── TASK DATA

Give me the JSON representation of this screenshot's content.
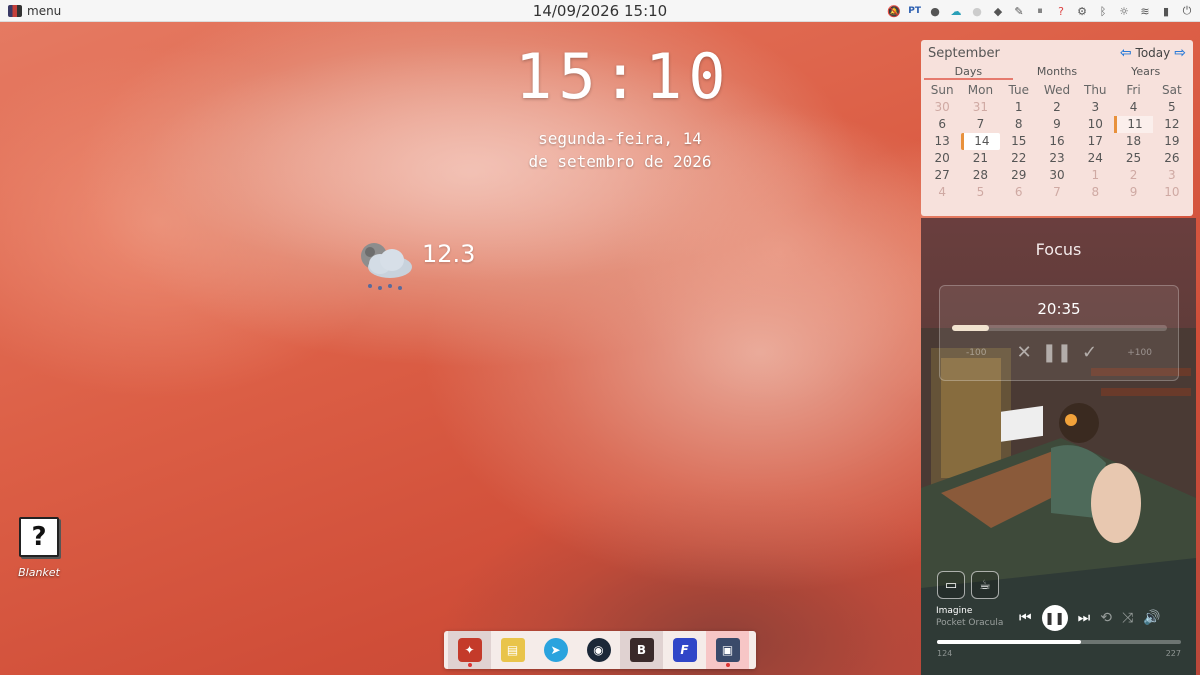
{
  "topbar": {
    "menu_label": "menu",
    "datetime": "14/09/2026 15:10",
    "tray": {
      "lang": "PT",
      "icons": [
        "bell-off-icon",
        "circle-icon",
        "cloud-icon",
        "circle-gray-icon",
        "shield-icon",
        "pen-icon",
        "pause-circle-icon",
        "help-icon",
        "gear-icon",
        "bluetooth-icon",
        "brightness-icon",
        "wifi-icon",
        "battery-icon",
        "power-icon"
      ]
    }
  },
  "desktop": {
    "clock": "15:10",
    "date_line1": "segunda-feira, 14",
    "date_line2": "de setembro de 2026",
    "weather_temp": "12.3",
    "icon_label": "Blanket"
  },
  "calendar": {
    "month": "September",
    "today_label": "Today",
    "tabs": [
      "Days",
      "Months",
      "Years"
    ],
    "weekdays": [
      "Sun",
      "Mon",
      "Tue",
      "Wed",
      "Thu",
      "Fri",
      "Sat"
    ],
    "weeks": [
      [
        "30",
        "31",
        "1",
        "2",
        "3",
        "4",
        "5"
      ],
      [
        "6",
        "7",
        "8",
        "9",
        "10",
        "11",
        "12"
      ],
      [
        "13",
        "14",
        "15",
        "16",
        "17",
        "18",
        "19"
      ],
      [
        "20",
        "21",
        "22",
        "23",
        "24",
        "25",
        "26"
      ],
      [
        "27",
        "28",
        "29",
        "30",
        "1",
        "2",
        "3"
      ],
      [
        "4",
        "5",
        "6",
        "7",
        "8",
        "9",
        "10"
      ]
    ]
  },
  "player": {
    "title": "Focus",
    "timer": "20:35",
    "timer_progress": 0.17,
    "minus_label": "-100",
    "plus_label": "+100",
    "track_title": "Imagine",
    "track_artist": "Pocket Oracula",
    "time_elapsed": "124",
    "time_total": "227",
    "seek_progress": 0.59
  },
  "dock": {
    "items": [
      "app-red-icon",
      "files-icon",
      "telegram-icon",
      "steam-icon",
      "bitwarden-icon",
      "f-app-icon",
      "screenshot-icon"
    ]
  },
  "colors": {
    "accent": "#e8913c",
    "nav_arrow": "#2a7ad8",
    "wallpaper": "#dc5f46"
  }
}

────

▶ **TASK REQUIREMENTS**: The pictures should not be reproduced; quote all of the other material exactly.

▶ **ANSWER TO THE TASK**:
Give me the JSON representation of this screenshot's content.
{
  "topbar": {
    "menu_label": "menu",
    "datetime": "14/09/2026 15:10",
    "tray": {
      "lang": "PT",
      "icons": [
        "bell-off-icon",
        "circle-icon",
        "cloud-icon",
        "circle-gray-icon",
        "shield-icon",
        "pen-icon",
        "pause-circle-icon",
        "help-icon",
        "gear-icon",
        "bluetooth-icon",
        "brightness-icon",
        "wifi-icon",
        "battery-icon",
        "power-icon"
      ]
    }
  },
  "desktop": {
    "clock": "15:10",
    "date_line1": "segunda-feira, 14",
    "date_line2": "de setembro de 2026",
    "weather_temp": "12.3",
    "icon_label": "Blanket"
  },
  "calendar": {
    "month": "September",
    "today_label": "Today",
    "tabs": [
      "Days",
      "Months",
      "Years"
    ],
    "weekdays": [
      "Sun",
      "Mon",
      "Tue",
      "Wed",
      "Thu",
      "Fri",
      "Sat"
    ],
    "weeks": [
      [
        "30",
        "31",
        "1",
        "2",
        "3",
        "4",
        "5"
      ],
      [
        "6",
        "7",
        "8",
        "9",
        "10",
        "11",
        "12"
      ],
      [
        "13",
        "14",
        "15",
        "16",
        "17",
        "18",
        "19"
      ],
      [
        "20",
        "21",
        "22",
        "23",
        "24",
        "25",
        "26"
      ],
      [
        "27",
        "28",
        "29",
        "30",
        "1",
        "2",
        "3"
      ],
      [
        "4",
        "5",
        "6",
        "7",
        "8",
        "9",
        "10"
      ]
    ]
  },
  "player": {
    "title": "Focus",
    "timer": "20:35",
    "timer_progress": 0.17,
    "minus_label": "-100",
    "plus_label": "+100",
    "track_title": "Imagine",
    "track_artist": "Pocket Oracula",
    "time_elapsed": "124",
    "time_total": "227",
    "seek_progress": 0.59
  },
  "dock": {
    "items": [
      "app-red-icon",
      "files-icon",
      "telegram-icon",
      "steam-icon",
      "bitwarden-icon",
      "f-app-icon",
      "screenshot-icon"
    ]
  },
  "colors": {
    "accent": "#e8913c",
    "nav_arrow": "#2a7ad8",
    "wallpaper": "#dc5f46"
  }
}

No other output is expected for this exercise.